• _Task brief_: Copy the data precisely, character for character, and leave out every picture.

• _Dataset_:
####

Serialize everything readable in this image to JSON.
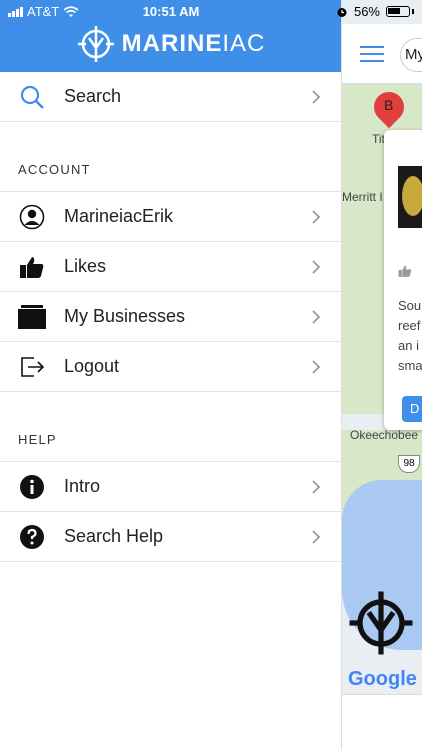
{
  "status": {
    "carrier": "AT&T",
    "time": "10:51 AM",
    "battery": "56%"
  },
  "header": {
    "logo_bold": "MARINE",
    "logo_light": "IAC"
  },
  "search": {
    "label": "Search"
  },
  "account": {
    "title": "ACCOUNT",
    "items": [
      {
        "label": "MarineiacErik",
        "icon": "user-icon"
      },
      {
        "label": "Likes",
        "icon": "thumbs-up-icon"
      },
      {
        "label": "My Businesses",
        "icon": "folder-icon"
      },
      {
        "label": "Logout",
        "icon": "logout-icon"
      }
    ]
  },
  "help": {
    "title": "HELP",
    "items": [
      {
        "label": "Intro",
        "icon": "info-icon"
      },
      {
        "label": "Search Help",
        "icon": "question-icon"
      }
    ]
  },
  "map": {
    "pill_text": "My",
    "pin_label": "B",
    "place_1": "Titu",
    "place_2": "Merritt I",
    "place_3": "Okeechobee",
    "route_1": "98",
    "card_text_1": "Sou",
    "card_text_2": "reef",
    "card_text_3": "an i",
    "card_text_4": "sma",
    "card_button": "D",
    "google": "Google"
  },
  "colors": {
    "accent": "#3f8ee8",
    "pin": "#e23e3b"
  }
}
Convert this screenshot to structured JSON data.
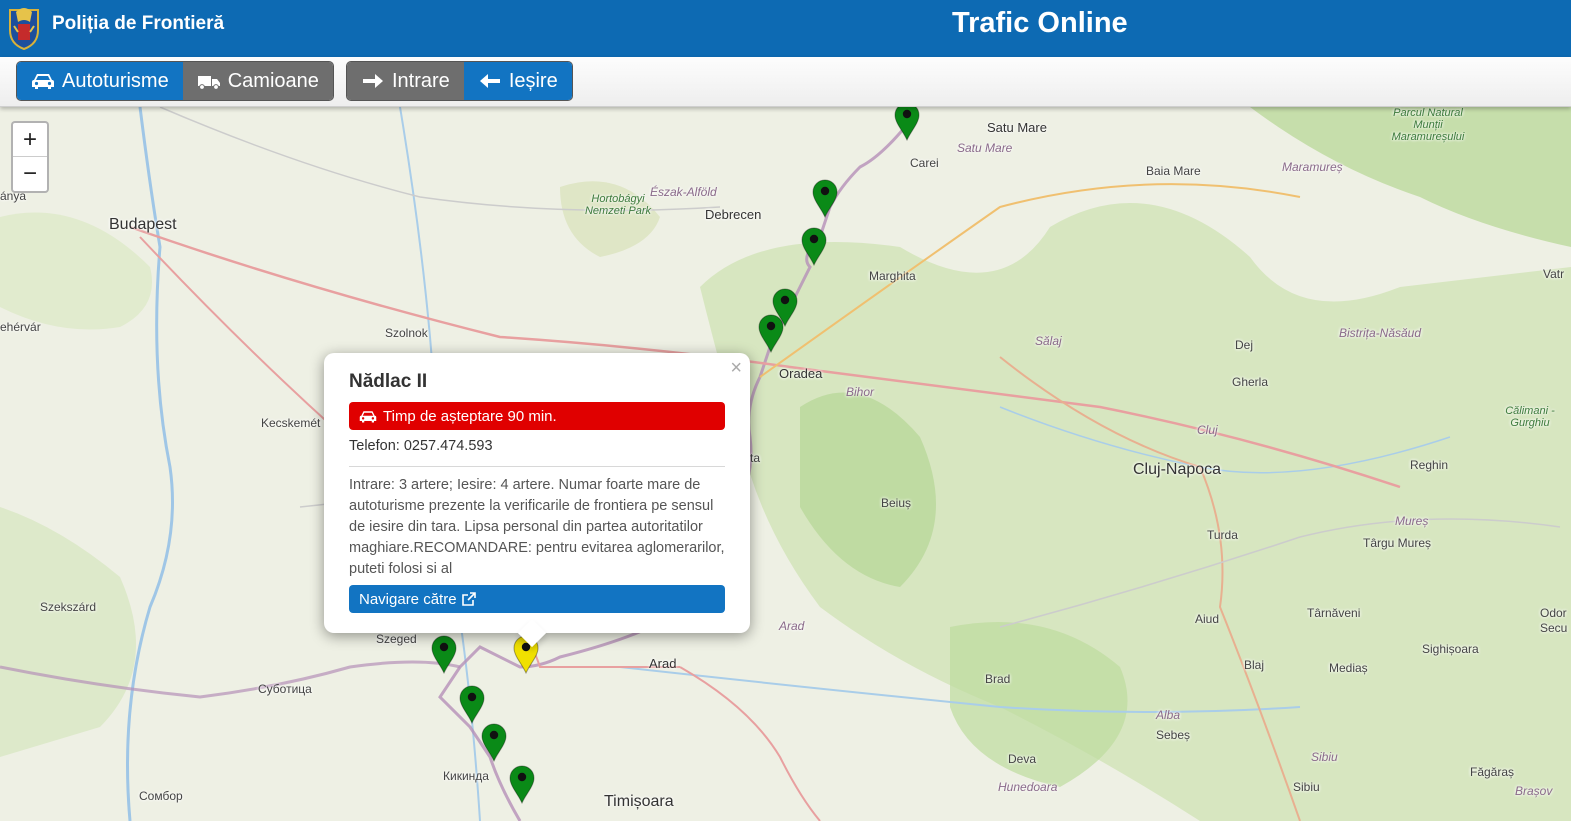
{
  "header": {
    "brand": "Poliția de Frontieră",
    "title": "Trafic Online"
  },
  "toolbar": {
    "vehicle_tabs": [
      {
        "label": "Autoturisme",
        "active": true
      },
      {
        "label": "Camioane",
        "active": false
      }
    ],
    "direction_tabs": [
      {
        "label": "Intrare",
        "active": false
      },
      {
        "label": "Ieșire",
        "active": true
      }
    ]
  },
  "zoom": {
    "in": "+",
    "out": "−"
  },
  "map_labels": {
    "satu_mare": "Satu Mare",
    "satu_mare_county": "Satu Mare",
    "carei": "Carei",
    "baia_mare": "Baia Mare",
    "maramures": "Maramureș",
    "natural_park": "Parcul Natural Munții Maramureșului",
    "budapest": "Budapest",
    "debrecen": "Debrecen",
    "eszak_alfold": "Észak-Alföld",
    "hortobagyi": "Hortobágyi Nemzeti Park",
    "marghita": "Marghita",
    "vatra": "Vatr",
    "szekesfehervar": "ehérvár",
    "szolnok": "Szolnok",
    "salaj": "Sălaj",
    "dej": "Dej",
    "bistrita": "Bistrița-Năsăud",
    "oradea": "Oradea",
    "bihor": "Bihor",
    "gherla": "Gherla",
    "calimani": "Călimani - Gurghiu",
    "kecskemet": "Kecskemét",
    "cluj": "Cluj",
    "cluj_napoca": "Cluj-Napoca",
    "reghin": "Reghin",
    "beius": "Beiuș",
    "turda": "Turda",
    "mures": "Mureș",
    "targu_mures": "Târgu Mureș",
    "szekszard": "Szekszárd",
    "szeged": "Szeged",
    "arad_region": "Arad",
    "aiud": "Aiud",
    "tarnaveni": "Târnăveni",
    "odorheiu": "Odor Secu",
    "sighisoara": "Sighișoara",
    "arad": "Arad",
    "subotica": "Суботица",
    "blaj": "Blaj",
    "medias": "Mediaș",
    "brad": "Brad",
    "alba": "Alba",
    "sebes": "Sebeș",
    "kikinda": "Кикинда",
    "deva": "Deva",
    "sibiu_region": "Sibiu",
    "fagaras": "Făgăraș",
    "sombor": "Сомбор",
    "timisoara": "Timișoara",
    "hunedoara": "Hunedoara",
    "sibiu": "Sibiu",
    "brasov": "Brașov",
    "ta": "ta",
    "lanya": "ánya"
  },
  "markers": [
    {
      "name": "marker-1",
      "status": "green"
    },
    {
      "name": "marker-2",
      "status": "green"
    },
    {
      "name": "marker-3",
      "status": "green"
    },
    {
      "name": "marker-4",
      "status": "green"
    },
    {
      "name": "marker-5",
      "status": "green"
    },
    {
      "name": "marker-6",
      "status": "green"
    },
    {
      "name": "marker-nadlac-ii",
      "status": "yellow"
    },
    {
      "name": "marker-8",
      "status": "green"
    },
    {
      "name": "marker-9",
      "status": "green"
    },
    {
      "name": "marker-10",
      "status": "green"
    }
  ],
  "colors": {
    "header": "#0d6ab3",
    "active": "#1274c2",
    "inactive": "#6e6e6e",
    "marker_ok": "#0a8a17",
    "marker_warn": "#f0e000",
    "wait_bar": "#e00000"
  },
  "popup": {
    "title": "Nădlac II",
    "close": "×",
    "wait": "Timp de așteptare 90 min.",
    "phone": "Telefon: 0257.474.593",
    "notes": "Intrare: 3 artere; Iesire: 4 artere. Numar foarte mare de autoturisme prezente la verificarile de frontiera pe sensul de iesire din tara. Lipsa personal din partea autoritatilor maghiare.RECOMANDARE: pentru evitarea aglomerarilor, puteti folosi si al",
    "nav": "Navigare către"
  }
}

####

• _The solution_:
Serialize everything readable in this image to JSON.
{
  "status": {
    "carrier": "AT&T",
    "time": "10:51 AM",
    "battery": "56%"
  },
  "header": {
    "logo_bold": "MARINE",
    "logo_light": "IAC"
  },
  "search": {
    "label": "Search"
  },
  "account": {
    "title": "ACCOUNT",
    "items": [
      {
        "label": "MarineiacErik",
        "icon": "user-icon"
      },
      {
        "label": "Likes",
        "icon": "thumbs-up-icon"
      },
      {
        "label": "My Businesses",
        "icon": "folder-icon"
      },
      {
        "label": "Logout",
        "icon": "logout-icon"
      }
    ]
  },
  "help": {
    "title": "HELP",
    "items": [
      {
        "label": "Intro",
        "icon": "info-icon"
      },
      {
        "label": "Search Help",
        "icon": "question-icon"
      }
    ]
  },
  "map": {
    "pill_text": "My",
    "pin_label": "B",
    "place_1": "Titu",
    "place_2": "Merritt I",
    "place_3": "Okeechobee",
    "route_1": "98",
    "card_text_1": "Sou",
    "card_text_2": "reef",
    "card_text_3": "an i",
    "card_text_4": "sma",
    "card_button": "D",
    "google": "Google"
  },
  "colors": {
    "accent": "#3f8ee8",
    "pin": "#e23e3b"
  }
}
Convert this screenshot to structured JSON data.
{
  "header": {
    "brand": "Poliția de Frontieră",
    "title": "Trafic Online"
  },
  "toolbar": {
    "vehicle_tabs": [
      {
        "label": "Autoturisme",
        "active": true
      },
      {
        "label": "Camioane",
        "active": false
      }
    ],
    "direction_tabs": [
      {
        "label": "Intrare",
        "active": false
      },
      {
        "label": "Ieșire",
        "active": true
      }
    ]
  },
  "zoom": {
    "in": "+",
    "out": "−"
  },
  "map_labels": {
    "satu_mare": "Satu Mare",
    "satu_mare_county": "Satu Mare",
    "carei": "Carei",
    "baia_mare": "Baia Mare",
    "maramures": "Maramureș",
    "natural_park": "Parcul Natural Munții Maramureșului",
    "budapest": "Budapest",
    "debrecen": "Debrecen",
    "eszak_alfold": "Észak-Alföld",
    "hortobagyi": "Hortobágyi Nemzeti Park",
    "marghita": "Marghita",
    "vatra": "Vatr",
    "szekesfehervar": "ehérvár",
    "szolnok": "Szolnok",
    "salaj": "Sălaj",
    "dej": "Dej",
    "bistrita": "Bistrița-Năsăud",
    "oradea": "Oradea",
    "bihor": "Bihor",
    "gherla": "Gherla",
    "calimani": "Călimani - Gurghiu",
    "kecskemet": "Kecskemét",
    "cluj": "Cluj",
    "cluj_napoca": "Cluj-Napoca",
    "reghin": "Reghin",
    "beius": "Beiuș",
    "turda": "Turda",
    "mures": "Mureș",
    "targu_mures": "Târgu Mureș",
    "szekszard": "Szekszárd",
    "szeged": "Szeged",
    "arad_region": "Arad",
    "aiud": "Aiud",
    "tarnaveni": "Târnăveni",
    "odorheiu": "Odor Secu",
    "sighisoara": "Sighișoara",
    "arad": "Arad",
    "subotica": "Суботица",
    "blaj": "Blaj",
    "medias": "Mediaș",
    "brad": "Brad",
    "alba": "Alba",
    "sebes": "Sebeș",
    "kikinda": "Кикинда",
    "deva": "Deva",
    "sibiu_region": "Sibiu",
    "fagaras": "Făgăraș",
    "sombor": "Сомбор",
    "timisoara": "Timișoara",
    "hunedoara": "Hunedoara",
    "sibiu": "Sibiu",
    "brasov": "Brașov",
    "ta": "ta",
    "lanya": "ánya"
  },
  "markers": [
    {
      "name": "marker-1",
      "status": "green"
    },
    {
      "name": "marker-2",
      "status": "green"
    },
    {
      "name": "marker-3",
      "status": "green"
    },
    {
      "name": "marker-4",
      "status": "green"
    },
    {
      "name": "marker-5",
      "status": "green"
    },
    {
      "name": "marker-6",
      "status": "green"
    },
    {
      "name": "marker-nadlac-ii",
      "status": "yellow"
    },
    {
      "name": "marker-8",
      "status": "green"
    },
    {
      "name": "marker-9",
      "status": "green"
    },
    {
      "name": "marker-10",
      "status": "green"
    }
  ],
  "colors": {
    "header": "#0d6ab3",
    "active": "#1274c2",
    "inactive": "#6e6e6e",
    "marker_ok": "#0a8a17",
    "marker_warn": "#f0e000",
    "wait_bar": "#e00000"
  },
  "popup": {
    "title": "Nădlac II",
    "close": "×",
    "wait": "Timp de așteptare 90 min.",
    "phone": "Telefon: 0257.474.593",
    "notes": "Intrare: 3 artere; Iesire: 4 artere. Numar foarte mare de autoturisme prezente la verificarile de frontiera pe sensul de iesire din tara. Lipsa personal din partea autoritatilor maghiare.RECOMANDARE: pentru evitarea aglomerarilor, puteti folosi si al",
    "nav": "Navigare către"
  }
}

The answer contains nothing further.